» Quoted passage:
........
No signup. No payment. No installation of binaries. Refreshed hourly from public sources — every published node has demonstrably forwarded real HTTP traffic through sing-box minutes ago.
Free VPN subscriptions · free proxy list · free v2ray / clash / sing-box · VLESS / Reality / VMess / Trojan / Shadowsocks / Hysteria2 · hourly refreshed · HTTP-over-proxy verified · by country
💡 Why This Project?
Every "free VPN" list on GitHub is either stale, full of dead nodes, or asks you to install a sketchy binary. This repo goes further than anything else you'll find — we don't just check that a node answers the phone, we actually push HTTP traffic through it with sing-box and confirm a 204 comes back, minutes before publishing. You get 3 portable subscription files — drop them into Clash, sing-box, or v2rayN and go.
........
» Working data:
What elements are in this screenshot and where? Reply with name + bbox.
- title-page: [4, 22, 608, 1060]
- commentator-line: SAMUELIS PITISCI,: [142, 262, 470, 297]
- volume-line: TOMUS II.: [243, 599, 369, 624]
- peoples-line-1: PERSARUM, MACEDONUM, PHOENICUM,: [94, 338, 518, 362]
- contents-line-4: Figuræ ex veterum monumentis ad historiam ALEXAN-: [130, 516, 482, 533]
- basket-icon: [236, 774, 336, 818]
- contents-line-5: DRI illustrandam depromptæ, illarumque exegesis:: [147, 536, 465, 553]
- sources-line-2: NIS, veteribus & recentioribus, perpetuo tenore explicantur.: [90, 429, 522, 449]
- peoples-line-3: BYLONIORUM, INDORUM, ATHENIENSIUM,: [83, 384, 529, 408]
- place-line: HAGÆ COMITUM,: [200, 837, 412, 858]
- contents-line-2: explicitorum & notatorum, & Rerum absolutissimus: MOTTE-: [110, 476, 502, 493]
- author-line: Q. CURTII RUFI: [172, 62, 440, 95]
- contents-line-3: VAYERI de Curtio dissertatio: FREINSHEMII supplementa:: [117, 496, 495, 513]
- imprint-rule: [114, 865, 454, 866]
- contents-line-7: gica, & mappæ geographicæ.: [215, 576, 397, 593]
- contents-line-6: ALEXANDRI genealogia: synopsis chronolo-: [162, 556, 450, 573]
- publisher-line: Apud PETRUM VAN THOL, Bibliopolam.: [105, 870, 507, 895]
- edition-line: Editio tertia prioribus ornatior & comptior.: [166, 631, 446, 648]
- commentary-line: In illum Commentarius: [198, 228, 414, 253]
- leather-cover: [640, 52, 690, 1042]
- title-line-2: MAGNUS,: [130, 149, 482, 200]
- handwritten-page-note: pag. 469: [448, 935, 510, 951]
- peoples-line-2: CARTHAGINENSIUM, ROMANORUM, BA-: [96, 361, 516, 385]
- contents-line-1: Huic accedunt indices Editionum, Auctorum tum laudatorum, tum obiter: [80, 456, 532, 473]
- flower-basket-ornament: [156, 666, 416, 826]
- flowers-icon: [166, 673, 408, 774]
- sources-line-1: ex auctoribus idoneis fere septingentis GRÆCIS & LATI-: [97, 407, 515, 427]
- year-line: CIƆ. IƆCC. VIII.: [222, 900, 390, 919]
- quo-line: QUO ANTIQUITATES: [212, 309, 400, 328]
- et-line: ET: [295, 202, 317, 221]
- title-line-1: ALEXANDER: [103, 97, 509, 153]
........
» Task requirements:
(1) In the free VPN project description, what response must come back after HTTP traffic is pushed through a node?
(2) Retype the rows word for word, beginning at their first line and stopping after the line that contains "- sources-line-1: ex".
The text and the rows were taken from separate sources.

» Outputs in order:
(1) A 204.

(2)
What elements are in this screenshot and where? Reply with name + bbox.
- title-page: [4, 22, 608, 1060]
- commentator-line: SAMUELIS PITISCI,: [142, 262, 470, 297]
- volume-line: TOMUS II.: [243, 599, 369, 624]
- peoples-line-1: PERSARUM, MACEDONUM, PHOENICUM,: [94, 338, 518, 362]
- contents-line-4: Figuræ ex veterum monumentis ad historiam ALEXAN-: [130, 516, 482, 533]
- basket-icon: [236, 774, 336, 818]
- contents-line-5: DRI illustrandam depromptæ, illarumque exegesis:: [147, 536, 465, 553]
- sources-line-2: NIS, veteribus & recentioribus, perpetuo tenore explicantur.: [90, 429, 522, 449]
- peoples-line-3: BYLONIORUM, INDORUM, ATHENIENSIUM,: [83, 384, 529, 408]
- place-line: HAGÆ COMITUM,: [200, 837, 412, 858]
- contents-line-2: explicitorum & notatorum, & Rerum absolutissimus: MOTTE-: [110, 476, 502, 493]
- author-line: Q. CURTII RUFI: [172, 62, 440, 95]
- contents-line-3: VAYERI de Curtio dissertatio: FREINSHEMII supplementa:: [117, 496, 495, 513]
- imprint-rule: [114, 865, 454, 866]
- contents-line-7: gica, & mappæ geographicæ.: [215, 576, 397, 593]
- contents-line-6: ALEXANDRI genealogia: synopsis chronolo-: [162, 556, 450, 573]
- publisher-line: Apud PETRUM VAN THOL, Bibliopolam.: [105, 870, 507, 895]
- edition-line: Editio tertia prioribus ornatior & comptior.: [166, 631, 446, 648]
- commentary-line: In illum Commentarius: [198, 228, 414, 253]
- leather-cover: [640, 52, 690, 1042]
- title-line-2: MAGNUS,: [130, 149, 482, 200]
- handwritten-page-note: pag. 469: [448, 935, 510, 951]
- peoples-line-2: CARTHAGINENSIUM, ROMANORUM, BA-: [96, 361, 516, 385]
- contents-line-1: Huic accedunt indices Editionum, Auctorum tum laudatorum, tum obiter: [80, 456, 532, 473]
- flower-basket-ornament: [156, 666, 416, 826]
- flowers-icon: [166, 673, 408, 774]
- sources-line-1: ex auctoribus idoneis fere septingentis GRÆCIS & LATI-: [97, 407, 515, 427]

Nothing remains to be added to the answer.